_WORK TO DO_: Copy out each line featuring the string "현재장비" from the entries beneath.

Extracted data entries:
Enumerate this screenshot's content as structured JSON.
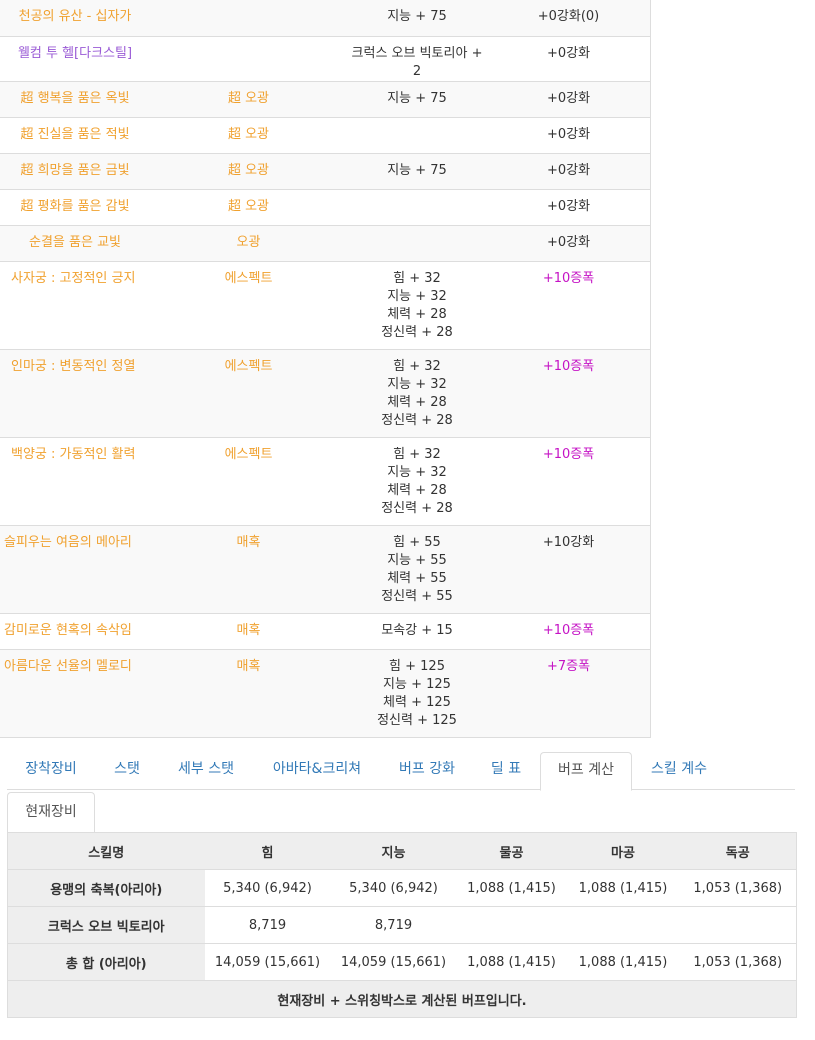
{
  "equipment_rows": [
    {
      "name": "천공의 유산 - 십자가",
      "name_color": "orange",
      "set": "",
      "stats": "지능 + 75",
      "star": "+0강화(0)",
      "star_color": "dark",
      "align": "center"
    },
    {
      "name": "웰컴 투 헬[다크스틸]",
      "name_color": "purple",
      "set": "",
      "stats": "크럭스 오브 빅토리아 + 2",
      "star": "+0강화",
      "star_color": "dark",
      "align": "center"
    },
    {
      "name": "超 행복을 품은 옥빛",
      "name_color": "orange",
      "set": "超 오광",
      "stats": "지능 + 75",
      "star": "+0강화",
      "star_color": "dark",
      "align": "center"
    },
    {
      "name": "超 진실을 품은 적빛",
      "name_color": "orange",
      "set": "超 오광",
      "stats": "",
      "star": "+0강화",
      "star_color": "dark",
      "align": "center"
    },
    {
      "name": "超 희망을 품은 금빛",
      "name_color": "orange",
      "set": "超 오광",
      "stats": "지능 + 75",
      "star": "+0강화",
      "star_color": "dark",
      "align": "center"
    },
    {
      "name": "超 평화를 품은 감빛",
      "name_color": "orange",
      "set": "超 오광",
      "stats": "",
      "star": "+0강화",
      "star_color": "dark",
      "align": "center"
    },
    {
      "name": "순결을 품은 교빛",
      "name_color": "orange",
      "set": "오광",
      "stats": "",
      "star": "+0강화",
      "star_color": "dark",
      "align": "center"
    },
    {
      "name": "사자궁 : 고정적인 긍지",
      "name_color": "orange",
      "set": "에스펙트",
      "stats": "힘 + 32\n지능 + 32\n체력 + 28\n정신력 + 28",
      "star": "+10증폭",
      "star_color": "magenta",
      "align": "indent"
    },
    {
      "name": "인마궁 : 변동적인 정열",
      "name_color": "orange",
      "set": "에스펙트",
      "stats": "힘 + 32\n지능 + 32\n체력 + 28\n정신력 + 28",
      "star": "+10증폭",
      "star_color": "magenta",
      "align": "indent"
    },
    {
      "name": "백양궁 : 가동적인 활력",
      "name_color": "orange",
      "set": "에스펙트",
      "stats": "힘 + 32\n지능 + 32\n체력 + 28\n정신력 + 28",
      "star": "+10증폭",
      "star_color": "magenta",
      "align": "indent"
    },
    {
      "name": "슬피우는 여음의 메아리",
      "name_color": "orange",
      "set": "매혹",
      "stats": "힘 + 55\n지능 + 55\n체력 + 55\n정신력 + 55",
      "star": "+10강화",
      "star_color": "dark",
      "align": "left"
    },
    {
      "name": "감미로운 현혹의 속삭임",
      "name_color": "orange",
      "set": "매혹",
      "stats": "모속강 + 15",
      "star": "+10증폭",
      "star_color": "magenta",
      "align": "left"
    },
    {
      "name": "아름다운 선율의 멜로디",
      "name_color": "orange",
      "set": "매혹",
      "stats": "힘 + 125\n지능 + 125\n체력 + 125\n정신력 + 125",
      "star": "+7증폭",
      "star_color": "magenta",
      "align": "left"
    }
  ],
  "tabs": [
    "장착장비",
    "스탯",
    "세부 스탯",
    "아바타&크리쳐",
    "버프 강화",
    "딜 표",
    "버프 계산",
    "스킬 계수"
  ],
  "active_tab": "버프 계산",
  "subtab": "현재장비",
  "buff_table": {
    "headers": [
      "스킬명",
      "힘",
      "지능",
      "물공",
      "마공",
      "독공"
    ],
    "rows": [
      [
        "용맹의 축복(아리아)",
        "5,340 (6,942)",
        "5,340 (6,942)",
        "1,088 (1,415)",
        "1,088 (1,415)",
        "1,053 (1,368)"
      ],
      [
        "크럭스 오브 빅토리아",
        "8,719",
        "8,719",
        "",
        "",
        ""
      ],
      [
        "총 합 (아리아)",
        "14,059 (15,661)",
        "14,059 (15,661)",
        "1,088 (1,415)",
        "1,088 (1,415)",
        "1,053 (1,368)"
      ]
    ],
    "footer": "현재장비 + 스위칭박스로 계산된 버프입니다."
  },
  "colors": {
    "orange": "#f0a12f",
    "purple": "#9a5bd6",
    "magenta": "#c513c5",
    "link": "#337ab7"
  }
}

_EXPECTED OUTPUT_:
  "subtab": "현재장비",
    "footer": "현재장비 + 스위칭박스로 계산된 버프입니다."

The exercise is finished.